Problem requirements =>
Reproduce every line of the records below verbatim, omitting the pictures.

[Listings of layout items with their boxes]
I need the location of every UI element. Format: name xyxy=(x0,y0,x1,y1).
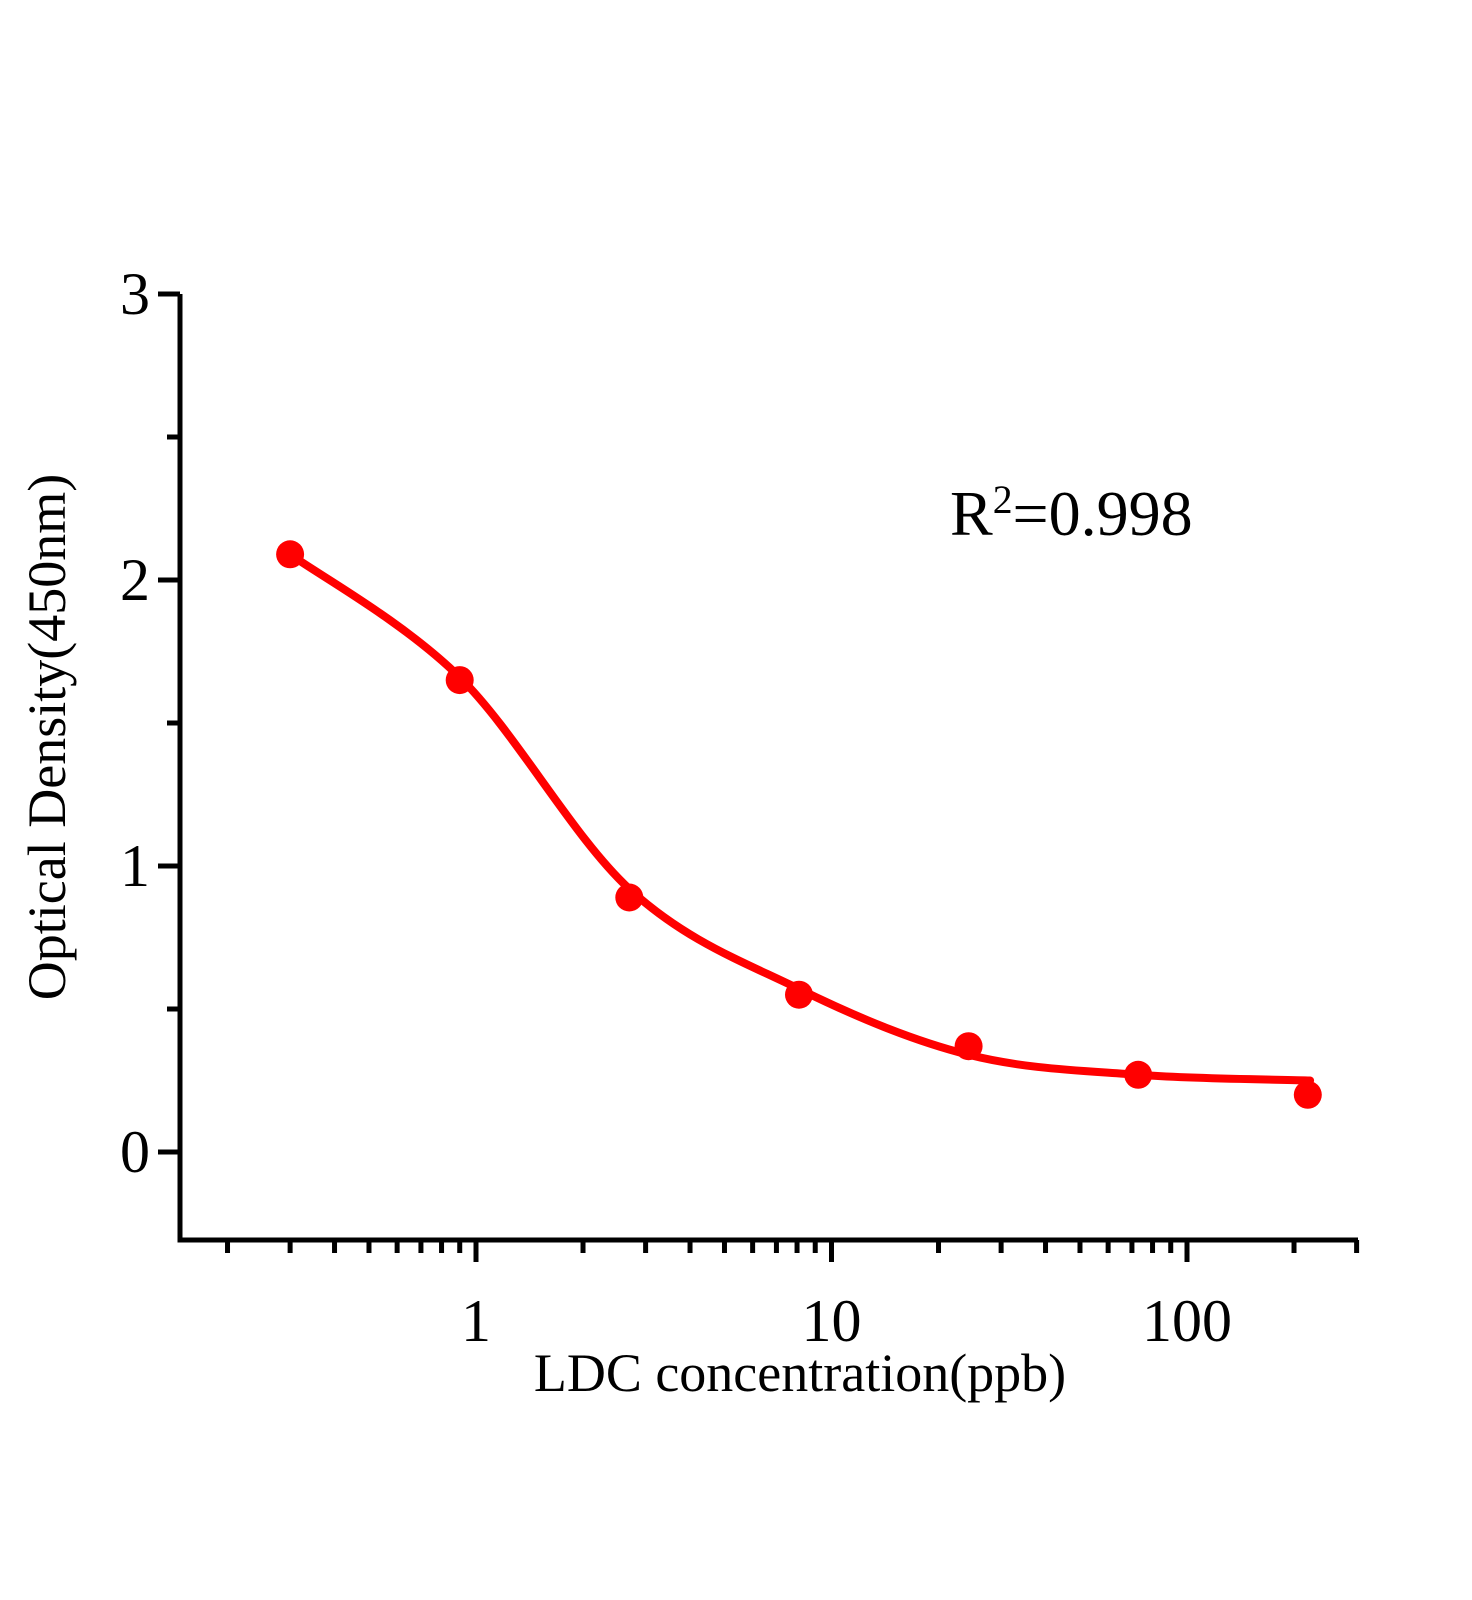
data-point xyxy=(1293,1080,1322,1109)
x-tick-label-100: 100 xyxy=(1142,1288,1232,1354)
x-axis-title: LDC concentration(ppb) xyxy=(533,1343,1067,1403)
data-point xyxy=(785,980,813,1009)
x-tick-label-10: 10 xyxy=(801,1288,862,1354)
data-points xyxy=(276,540,1322,1109)
r-squared-value: =0.998 xyxy=(1012,478,1193,549)
y-tick-label-1: 1 xyxy=(120,833,150,899)
x-tick-label-1: 1 xyxy=(461,1288,491,1354)
data-point xyxy=(615,883,644,912)
data-point xyxy=(954,1032,983,1061)
r-squared-exponent: 2 xyxy=(992,478,1013,523)
data-point xyxy=(1124,1060,1153,1089)
y-tick-label-0: 0 xyxy=(120,1119,150,1185)
axis-lines xyxy=(177,294,1358,1243)
y-axis-title: Optical Density(450nm) xyxy=(17,473,77,1001)
r-squared-annotation: R2=0.998 xyxy=(950,480,1193,546)
data-point xyxy=(445,666,474,695)
y-tick-label-2: 2 xyxy=(120,547,150,613)
data-point xyxy=(276,540,305,569)
axes xyxy=(158,291,1360,1262)
r-squared-base: R xyxy=(950,478,993,549)
y-tick-label-3: 3 xyxy=(120,261,150,327)
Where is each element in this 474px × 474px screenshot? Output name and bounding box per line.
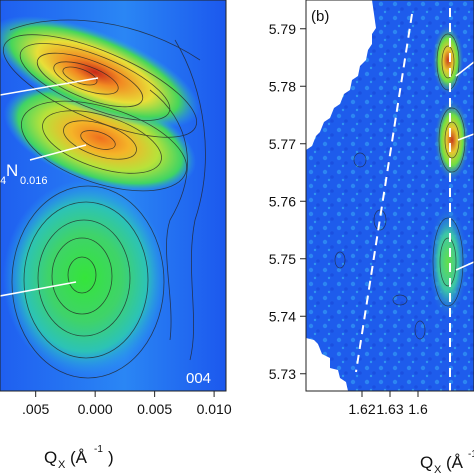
panel-a-x-axis-title: Q X (Å -1 ) <box>44 444 114 471</box>
panel-a-xlabel: Q <box>44 448 57 467</box>
panel-b-label: (b) <box>311 8 329 25</box>
panel-a-frame <box>0 0 227 392</box>
panel-b-y-tick-label: 5.79 <box>269 21 296 37</box>
panel-a-annotation-sub: 0.016 <box>20 175 48 187</box>
panel-a-x-tick-label: 0.005 <box>137 401 172 417</box>
panel-a: N 4 0.016 004 .005 0.000 0.005 0.010 Q X (Å… <box>0 0 232 471</box>
panel-b-contours <box>334 33 466 340</box>
panel-a-contours <box>2 19 206 379</box>
panel-b-xlabel-unit-sup: -1 <box>468 449 474 460</box>
panel-b-y-tick-label: 5.76 <box>269 193 296 209</box>
panel-a-xlabel-unit: (Å <box>70 448 88 467</box>
panel-a-xlabel-unit-close: ) <box>108 448 114 467</box>
panel-b-x-tick-label: 1.63 <box>376 401 403 417</box>
panel-a-annotation-lines <box>0 77 99 297</box>
panel-b-xlabel: Q <box>420 453 433 472</box>
panel-b: (b) 5.735.745.755.765.775.785.79 1.62 1.6… <box>269 0 474 474</box>
panel-a-x-axis: .005 0.000 0.005 0.010 <box>22 391 232 417</box>
panel-a-peak-top <box>0 16 200 128</box>
panel-b-annotation-lines <box>455 61 474 271</box>
panel-b-peak-mid <box>434 98 470 182</box>
panel-b-x-tick-label: 1.6 <box>408 401 428 417</box>
panel-a-peak-low <box>3 180 167 376</box>
panel-b-heatmap <box>306 0 474 391</box>
panel-b-dashed-line-1 <box>355 13 413 373</box>
panel-b-y-axis: 5.73 5.74 5.75 5.76 5.77 5.78 5.79 <box>269 21 306 382</box>
panel-a-xlabel-sub: X <box>58 459 66 471</box>
panel-a-reflection-label: 004 <box>186 370 211 387</box>
panel-a-heatmap: N 4 0.016 004 <box>0 0 226 391</box>
panel-a-x-tick-label: .005 <box>22 401 49 417</box>
panel-b-xlabel-unit: (Å <box>446 453 464 472</box>
panel-a-annotation-prefix-sub: 4 <box>0 175 6 187</box>
panel-a-x-tick-label: 0.010 <box>197 401 232 417</box>
panel-b-x-axis-title: Q X (Å -1 <box>420 449 474 474</box>
panel-b-x-tick-label: 1.62 <box>348 401 375 417</box>
panel-b-y-tick-label: 5.73 <box>269 366 296 382</box>
panel-a-annotation-letter: N <box>6 161 18 180</box>
panel-b-x-axis: 1.62 1.63 1.6 <box>348 391 428 417</box>
panel-b-peak-low <box>428 204 468 320</box>
panel-b-xlabel-sub: X <box>434 464 442 474</box>
panel-b-y-tick-label: 5.77 <box>269 136 296 152</box>
panel-a-xlabel-unit-sup: -1 <box>94 444 103 455</box>
panel-b-y-tick-label: 5.78 <box>269 78 296 94</box>
panel-b-y-tick-label: 5.74 <box>269 308 296 324</box>
panel-a-x-tick-label: 0.000 <box>78 401 113 417</box>
panel-b-y-tick-label: 5.75 <box>269 251 296 267</box>
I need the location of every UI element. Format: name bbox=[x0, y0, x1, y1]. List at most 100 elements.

Result of the task =>
I need the location of every UI element. Format: name xyxy=(x0,y0,x1,y1).
data-point xyxy=(1293,1080,1322,1109)
x-tick-label-100: 100 xyxy=(1142,1288,1232,1354)
x-axis-title: LDC concentration(ppb) xyxy=(533,1343,1067,1403)
data-point xyxy=(785,980,813,1009)
x-tick-label-10: 10 xyxy=(801,1288,862,1354)
data-points xyxy=(276,540,1322,1109)
r-squared-value: =0.998 xyxy=(1012,478,1193,549)
y-tick-label-1: 1 xyxy=(120,833,150,899)
x-tick-label-1: 1 xyxy=(461,1288,491,1354)
data-point xyxy=(615,883,644,912)
data-point xyxy=(954,1032,983,1061)
r-squared-exponent: 2 xyxy=(992,478,1013,523)
data-point xyxy=(1124,1060,1153,1089)
y-tick-label-0: 0 xyxy=(120,1119,150,1185)
axis-lines xyxy=(177,294,1358,1243)
y-axis-title: Optical Density(450nm) xyxy=(17,473,77,1001)
r-squared-annotation: R2=0.998 xyxy=(950,480,1193,546)
data-point xyxy=(445,666,474,695)
y-tick-label-2: 2 xyxy=(120,547,150,613)
data-point xyxy=(276,540,305,569)
axes xyxy=(158,291,1360,1262)
r-squared-base: R xyxy=(950,478,993,549)
y-tick-label-3: 3 xyxy=(120,261,150,327)
Where is each element in this 474px × 474px screenshot? Output name and bounding box per line.
panel-a-x-axis-title: Q X (Å -1 ) <box>44 444 114 471</box>
panel-a-xlabel: Q <box>44 448 57 467</box>
panel-b-label: (b) <box>311 8 329 25</box>
panel-a-frame <box>0 0 227 392</box>
panel-b-y-tick-label: 5.79 <box>269 21 296 37</box>
panel-a-annotation-sub: 0.016 <box>20 175 48 187</box>
panel-a-x-tick-label: 0.005 <box>137 401 172 417</box>
panel-a: N 4 0.016 004 .005 0.000 0.005 0.010 Q X (Å… <box>0 0 232 471</box>
panel-b-contours <box>334 33 466 340</box>
panel-a-contours <box>2 19 206 379</box>
panel-b-xlabel-unit-sup: -1 <box>468 449 474 460</box>
panel-b-y-tick-label: 5.76 <box>269 193 296 209</box>
panel-a-xlabel-unit: (Å <box>70 448 88 467</box>
panel-a-xlabel-unit-close: ) <box>108 448 114 467</box>
panel-b-x-tick-label: 1.63 <box>376 401 403 417</box>
panel-a-annotation-lines <box>0 77 99 297</box>
panel-b-xlabel: Q <box>420 453 433 472</box>
panel-b: (b) 5.735.745.755.765.775.785.79 1.62 1.6… <box>269 0 474 474</box>
panel-a-x-axis: .005 0.000 0.005 0.010 <box>22 391 232 417</box>
panel-a-peak-top <box>0 16 200 128</box>
panel-b-annotation-lines <box>455 61 474 271</box>
panel-b-peak-mid <box>434 98 470 182</box>
panel-b-x-tick-label: 1.6 <box>408 401 428 417</box>
panel-a-peak-low <box>3 180 167 376</box>
panel-b-heatmap <box>306 0 474 391</box>
panel-b-dashed-line-1 <box>355 13 413 373</box>
panel-b-y-axis: 5.73 5.74 5.75 5.76 5.77 5.78 5.79 <box>269 21 306 382</box>
panel-a-xlabel-sub: X <box>58 459 66 471</box>
panel-a-reflection-label: 004 <box>186 370 211 387</box>
panel-a-heatmap: N 4 0.016 004 <box>0 0 226 391</box>
panel-a-x-tick-label: .005 <box>22 401 49 417</box>
panel-b-xlabel-unit: (Å <box>446 453 464 472</box>
panel-a-annotation-prefix-sub: 4 <box>0 175 6 187</box>
panel-a-x-tick-label: 0.010 <box>197 401 232 417</box>
panel-b-x-axis-title: Q X (Å -1 <box>420 449 474 474</box>
panel-b-x-tick-label: 1.62 <box>348 401 375 417</box>
panel-b-y-tick-label: 5.73 <box>269 366 296 382</box>
panel-a-annotation-letter: N <box>6 161 18 180</box>
panel-b-x-axis: 1.62 1.63 1.6 <box>348 391 428 417</box>
panel-b-peak-low <box>428 204 468 320</box>
panel-b-xlabel-sub: X <box>434 464 442 474</box>
panel-b-y-tick-label: 5.77 <box>269 136 296 152</box>
panel-a-xlabel-unit-sup: -1 <box>94 444 103 455</box>
panel-b-y-tick-label: 5.78 <box>269 78 296 94</box>
panel-b-y-tick-label: 5.74 <box>269 308 296 324</box>
panel-a-x-tick-label: 0.000 <box>78 401 113 417</box>
panel-b-y-tick-label: 5.75 <box>269 251 296 267</box>
I need the location of every UI element. Format: name bbox=[x0, y0, x1, y1]. List at most 100 elements.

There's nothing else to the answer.